■ What needs to be done ■
Write out the full set of records below exactly.
————
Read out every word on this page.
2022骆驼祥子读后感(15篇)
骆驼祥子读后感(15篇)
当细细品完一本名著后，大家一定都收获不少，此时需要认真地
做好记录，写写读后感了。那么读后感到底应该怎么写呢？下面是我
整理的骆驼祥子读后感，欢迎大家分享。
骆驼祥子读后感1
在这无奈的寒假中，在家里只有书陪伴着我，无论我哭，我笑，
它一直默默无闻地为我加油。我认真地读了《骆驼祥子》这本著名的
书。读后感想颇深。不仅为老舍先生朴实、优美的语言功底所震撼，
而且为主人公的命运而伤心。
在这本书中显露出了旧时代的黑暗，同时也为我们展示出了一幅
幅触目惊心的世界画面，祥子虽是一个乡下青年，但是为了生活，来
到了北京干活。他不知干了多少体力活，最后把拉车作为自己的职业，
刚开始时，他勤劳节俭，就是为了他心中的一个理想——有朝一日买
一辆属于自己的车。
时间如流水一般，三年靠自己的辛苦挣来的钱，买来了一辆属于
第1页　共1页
————
■ Task answer ■
Read out every word on this page.
2022骆驼祥子读后感(15篇)
骆驼祥子读后感(15篇)
当细细品完一本名著后，大家一定都收获不少，此时需要认真地
做好记录，写写读后感了。那么读后感到底应该怎么写呢？下面是我
整理的骆驼祥子读后感，欢迎大家分享。
骆驼祥子读后感1
在这无奈的寒假中，在家里只有书陪伴着我，无论我哭，我笑，
它一直默默无闻地为我加油。我认真地读了《骆驼祥子》这本著名的
书。读后感想颇深。不仅为老舍先生朴实、优美的语言功底所震撼，
而且为主人公的命运而伤心。
在这本书中显露出了旧时代的黑暗，同时也为我们展示出了一幅
幅触目惊心的世界画面，祥子虽是一个乡下青年，但是为了生活，来
到了北京干活。他不知干了多少体力活，最后把拉车作为自己的职业，
刚开始时，他勤劳节俭，就是为了他心中的一个理想——有朝一日买
一辆属于自己的车。
时间如流水一般，三年靠自己的辛苦挣来的钱，买来了一辆属于
第1页　共1页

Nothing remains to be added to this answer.